◆ SOURCE DATA ◆
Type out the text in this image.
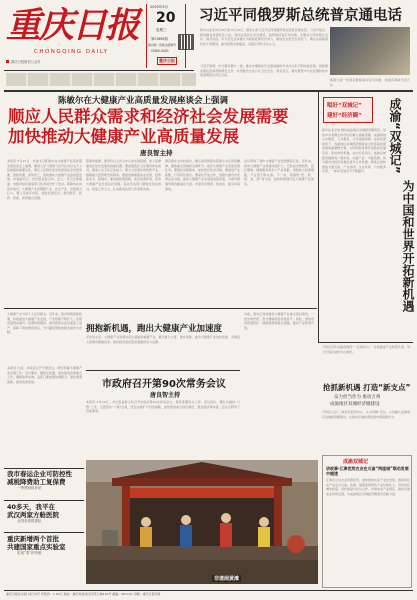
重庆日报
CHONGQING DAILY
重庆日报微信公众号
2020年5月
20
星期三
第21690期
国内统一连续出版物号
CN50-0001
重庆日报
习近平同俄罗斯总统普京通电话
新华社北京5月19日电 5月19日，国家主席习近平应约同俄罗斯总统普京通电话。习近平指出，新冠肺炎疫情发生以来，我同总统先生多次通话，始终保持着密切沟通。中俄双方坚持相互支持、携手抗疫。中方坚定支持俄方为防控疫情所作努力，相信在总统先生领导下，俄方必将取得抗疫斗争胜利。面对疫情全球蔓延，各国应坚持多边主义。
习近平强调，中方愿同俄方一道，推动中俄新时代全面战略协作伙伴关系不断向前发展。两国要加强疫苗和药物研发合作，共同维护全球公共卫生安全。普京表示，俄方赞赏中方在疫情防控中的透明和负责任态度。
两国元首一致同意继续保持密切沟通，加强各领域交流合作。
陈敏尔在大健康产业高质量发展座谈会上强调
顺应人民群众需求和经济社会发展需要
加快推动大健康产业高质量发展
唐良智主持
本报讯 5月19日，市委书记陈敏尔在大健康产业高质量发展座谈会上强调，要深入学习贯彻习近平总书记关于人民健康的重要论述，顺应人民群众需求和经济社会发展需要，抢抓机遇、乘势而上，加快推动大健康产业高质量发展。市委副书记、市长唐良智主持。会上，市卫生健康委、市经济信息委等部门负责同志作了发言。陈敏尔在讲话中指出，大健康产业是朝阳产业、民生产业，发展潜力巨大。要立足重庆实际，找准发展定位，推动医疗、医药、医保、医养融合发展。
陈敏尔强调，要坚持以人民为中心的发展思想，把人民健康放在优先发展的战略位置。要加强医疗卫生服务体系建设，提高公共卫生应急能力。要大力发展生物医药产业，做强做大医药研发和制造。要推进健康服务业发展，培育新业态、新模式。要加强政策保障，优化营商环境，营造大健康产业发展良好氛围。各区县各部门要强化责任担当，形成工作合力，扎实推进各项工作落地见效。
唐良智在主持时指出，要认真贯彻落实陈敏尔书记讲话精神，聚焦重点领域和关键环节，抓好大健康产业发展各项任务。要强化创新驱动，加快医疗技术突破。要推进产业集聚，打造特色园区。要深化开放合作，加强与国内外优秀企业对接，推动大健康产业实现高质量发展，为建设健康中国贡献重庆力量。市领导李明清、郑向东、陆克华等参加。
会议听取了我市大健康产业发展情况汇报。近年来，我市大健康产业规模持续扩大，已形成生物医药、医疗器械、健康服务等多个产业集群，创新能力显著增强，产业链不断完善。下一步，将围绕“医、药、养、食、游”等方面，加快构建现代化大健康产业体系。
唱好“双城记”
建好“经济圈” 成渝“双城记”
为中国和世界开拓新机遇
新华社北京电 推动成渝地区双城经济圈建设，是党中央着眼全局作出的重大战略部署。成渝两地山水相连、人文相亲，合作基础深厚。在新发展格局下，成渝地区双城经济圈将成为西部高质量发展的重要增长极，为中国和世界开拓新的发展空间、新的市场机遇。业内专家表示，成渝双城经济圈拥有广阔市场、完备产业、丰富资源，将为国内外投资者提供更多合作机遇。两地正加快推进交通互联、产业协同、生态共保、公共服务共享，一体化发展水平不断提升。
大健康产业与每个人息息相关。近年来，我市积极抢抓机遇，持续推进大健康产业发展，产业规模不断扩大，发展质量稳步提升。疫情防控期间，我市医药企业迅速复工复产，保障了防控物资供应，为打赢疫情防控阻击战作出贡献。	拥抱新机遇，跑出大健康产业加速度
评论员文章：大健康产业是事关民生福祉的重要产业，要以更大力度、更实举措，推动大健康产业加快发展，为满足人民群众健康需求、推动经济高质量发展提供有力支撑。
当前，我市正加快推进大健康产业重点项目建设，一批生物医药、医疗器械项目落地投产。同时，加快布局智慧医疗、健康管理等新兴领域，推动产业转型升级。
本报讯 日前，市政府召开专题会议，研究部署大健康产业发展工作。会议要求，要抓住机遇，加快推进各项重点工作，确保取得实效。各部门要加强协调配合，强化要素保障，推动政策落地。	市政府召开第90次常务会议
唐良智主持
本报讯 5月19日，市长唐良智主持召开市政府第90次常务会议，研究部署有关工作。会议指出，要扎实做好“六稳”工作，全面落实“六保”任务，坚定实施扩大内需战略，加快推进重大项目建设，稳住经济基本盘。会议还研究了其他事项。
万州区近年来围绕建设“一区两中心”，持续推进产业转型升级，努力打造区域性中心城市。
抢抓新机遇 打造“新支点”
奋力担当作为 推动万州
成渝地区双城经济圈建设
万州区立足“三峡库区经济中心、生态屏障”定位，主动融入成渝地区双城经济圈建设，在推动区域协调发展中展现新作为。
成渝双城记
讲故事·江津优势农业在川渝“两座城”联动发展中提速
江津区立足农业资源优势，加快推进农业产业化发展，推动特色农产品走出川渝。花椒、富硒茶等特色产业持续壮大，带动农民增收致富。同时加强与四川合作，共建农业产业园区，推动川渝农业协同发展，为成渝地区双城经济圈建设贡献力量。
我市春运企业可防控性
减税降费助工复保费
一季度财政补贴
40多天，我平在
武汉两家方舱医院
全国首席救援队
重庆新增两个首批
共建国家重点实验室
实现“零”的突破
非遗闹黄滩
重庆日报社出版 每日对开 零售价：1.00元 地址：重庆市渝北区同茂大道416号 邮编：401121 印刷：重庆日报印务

◆ SET TASK ◆
Check each line of the records for "顺应人民群众需求和经济社会发展需要" and copy the ones that contain it.

◆ CORRECT RESULT ◆
顺应人民群众需求和经济社会发展需要
本报讯 5月19日，市委书记陈敏尔在大健康产业高质量发展座谈会上强调，要深入学习贯彻习近平总书记关于人民健康的重要论述，顺应人民群众需求和经济社会发展需要，抢抓机遇、乘势而上，加快推动大健康产业高质量发展。市委副书记、市长唐良智主持。会上，市卫生健康委、市经济信息委等部门负责同志作了发言。陈敏尔在讲话中指出，大健康产业是朝阳产业、民生产业，发展潜力巨大。要立足重庆实际，找准发展定位，推动医疗、医药、医保、医养融合发展。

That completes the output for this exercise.